Measurement points of spirometry. Max0–2.5: point of highest lung function (forced expiratory volume in 1 s (FEV1) % pred) during the first 2.5 years after baseline.

Assessment of smoking

Smoked pack-years (20 cigarettes·day–1 for 1 year) were evaluated both at the baseline and follow-up visits, and patients were divided into two groups based on smoked pack-years: <10 and ≥10 pack-years. The group of patients that had smoked ≥10 pack-years by the follow-up visit was further divided into two groups based on whether pack-years increased during the follow-up or not, indicating that patients had either continued smoking or not, respectively. The number of currently smoking subjects in this study was too low to statistically evaluate the differences in lung function decline between the groups of never-, ex- and current smokers.

# [Given entries]
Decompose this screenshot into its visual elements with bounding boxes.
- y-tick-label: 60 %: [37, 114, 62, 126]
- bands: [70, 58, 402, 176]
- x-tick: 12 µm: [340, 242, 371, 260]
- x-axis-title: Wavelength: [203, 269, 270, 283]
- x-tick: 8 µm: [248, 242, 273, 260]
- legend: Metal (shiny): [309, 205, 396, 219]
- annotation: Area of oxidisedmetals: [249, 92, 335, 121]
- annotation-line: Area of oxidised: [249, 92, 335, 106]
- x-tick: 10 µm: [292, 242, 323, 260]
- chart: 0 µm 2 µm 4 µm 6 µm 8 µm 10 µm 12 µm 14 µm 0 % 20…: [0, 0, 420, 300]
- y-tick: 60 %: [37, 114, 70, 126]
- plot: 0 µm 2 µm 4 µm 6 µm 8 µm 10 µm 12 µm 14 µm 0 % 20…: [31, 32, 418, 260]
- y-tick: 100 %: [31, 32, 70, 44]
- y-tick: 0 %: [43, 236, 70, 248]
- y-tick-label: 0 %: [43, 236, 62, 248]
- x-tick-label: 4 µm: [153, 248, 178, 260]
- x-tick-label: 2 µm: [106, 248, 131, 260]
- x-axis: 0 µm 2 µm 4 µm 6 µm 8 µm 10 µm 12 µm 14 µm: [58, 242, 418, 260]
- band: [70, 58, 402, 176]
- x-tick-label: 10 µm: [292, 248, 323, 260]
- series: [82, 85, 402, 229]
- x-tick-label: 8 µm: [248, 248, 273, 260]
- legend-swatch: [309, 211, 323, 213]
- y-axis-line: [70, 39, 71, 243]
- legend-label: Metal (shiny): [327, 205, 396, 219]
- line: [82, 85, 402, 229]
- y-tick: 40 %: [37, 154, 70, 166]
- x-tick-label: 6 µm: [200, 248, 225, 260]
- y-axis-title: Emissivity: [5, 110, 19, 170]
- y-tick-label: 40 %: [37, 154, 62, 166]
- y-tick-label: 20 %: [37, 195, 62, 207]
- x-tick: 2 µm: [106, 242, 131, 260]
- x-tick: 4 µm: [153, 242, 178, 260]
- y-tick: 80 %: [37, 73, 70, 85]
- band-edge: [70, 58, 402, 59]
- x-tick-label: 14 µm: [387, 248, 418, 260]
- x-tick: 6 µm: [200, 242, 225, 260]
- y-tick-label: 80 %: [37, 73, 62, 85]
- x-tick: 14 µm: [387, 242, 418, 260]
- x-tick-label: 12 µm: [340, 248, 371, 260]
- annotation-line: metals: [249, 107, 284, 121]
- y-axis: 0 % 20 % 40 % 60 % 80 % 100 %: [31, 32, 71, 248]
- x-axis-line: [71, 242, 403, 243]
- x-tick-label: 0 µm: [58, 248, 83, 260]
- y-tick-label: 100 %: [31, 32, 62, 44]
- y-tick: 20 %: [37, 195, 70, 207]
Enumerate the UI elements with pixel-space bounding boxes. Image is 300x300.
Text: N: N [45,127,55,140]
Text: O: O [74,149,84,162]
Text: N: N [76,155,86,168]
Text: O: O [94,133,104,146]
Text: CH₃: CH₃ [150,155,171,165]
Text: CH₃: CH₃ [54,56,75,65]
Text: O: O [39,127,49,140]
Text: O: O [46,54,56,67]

# [What to do]
In the spirometry and smoking text, what does one pack-year correspond to?

# [Task response]
Smoking 20 cigarettes a day for 1 year.